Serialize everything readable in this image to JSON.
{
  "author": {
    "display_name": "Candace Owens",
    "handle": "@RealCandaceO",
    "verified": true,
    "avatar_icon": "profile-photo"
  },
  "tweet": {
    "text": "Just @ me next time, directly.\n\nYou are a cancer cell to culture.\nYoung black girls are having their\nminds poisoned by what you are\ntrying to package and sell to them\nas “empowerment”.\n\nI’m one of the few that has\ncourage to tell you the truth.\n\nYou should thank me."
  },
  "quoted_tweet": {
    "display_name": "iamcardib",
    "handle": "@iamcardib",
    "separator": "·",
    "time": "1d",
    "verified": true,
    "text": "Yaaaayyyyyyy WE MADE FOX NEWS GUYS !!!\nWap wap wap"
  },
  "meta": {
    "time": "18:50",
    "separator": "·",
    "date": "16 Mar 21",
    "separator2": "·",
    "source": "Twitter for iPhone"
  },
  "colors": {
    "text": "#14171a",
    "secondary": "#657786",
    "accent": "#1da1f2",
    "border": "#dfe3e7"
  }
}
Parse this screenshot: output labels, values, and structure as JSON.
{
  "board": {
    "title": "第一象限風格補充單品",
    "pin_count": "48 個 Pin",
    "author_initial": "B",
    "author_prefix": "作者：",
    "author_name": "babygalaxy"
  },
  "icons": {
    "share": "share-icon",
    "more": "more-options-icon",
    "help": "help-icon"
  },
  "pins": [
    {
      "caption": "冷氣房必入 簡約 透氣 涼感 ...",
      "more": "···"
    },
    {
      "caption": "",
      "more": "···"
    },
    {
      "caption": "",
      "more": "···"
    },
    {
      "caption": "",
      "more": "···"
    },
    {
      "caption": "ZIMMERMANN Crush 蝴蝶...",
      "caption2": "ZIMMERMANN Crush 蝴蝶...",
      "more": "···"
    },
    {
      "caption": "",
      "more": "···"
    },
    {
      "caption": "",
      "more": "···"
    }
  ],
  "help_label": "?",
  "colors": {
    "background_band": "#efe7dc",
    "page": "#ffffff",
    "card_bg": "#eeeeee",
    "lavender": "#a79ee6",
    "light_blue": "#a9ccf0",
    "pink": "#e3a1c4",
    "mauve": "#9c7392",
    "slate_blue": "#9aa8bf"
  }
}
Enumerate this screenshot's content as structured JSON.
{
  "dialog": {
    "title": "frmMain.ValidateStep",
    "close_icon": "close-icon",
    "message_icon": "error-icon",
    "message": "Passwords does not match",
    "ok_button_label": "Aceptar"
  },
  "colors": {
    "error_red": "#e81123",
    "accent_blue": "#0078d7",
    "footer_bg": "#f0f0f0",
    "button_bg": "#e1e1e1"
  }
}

.....

Problem:
Look through the entries and find each line that has the string "screenshot". Copy those lines.

Final result:
Parse this screenshot: output labels, values, and structure as JSON.
Enumerate this screenshot's content as structured JSON.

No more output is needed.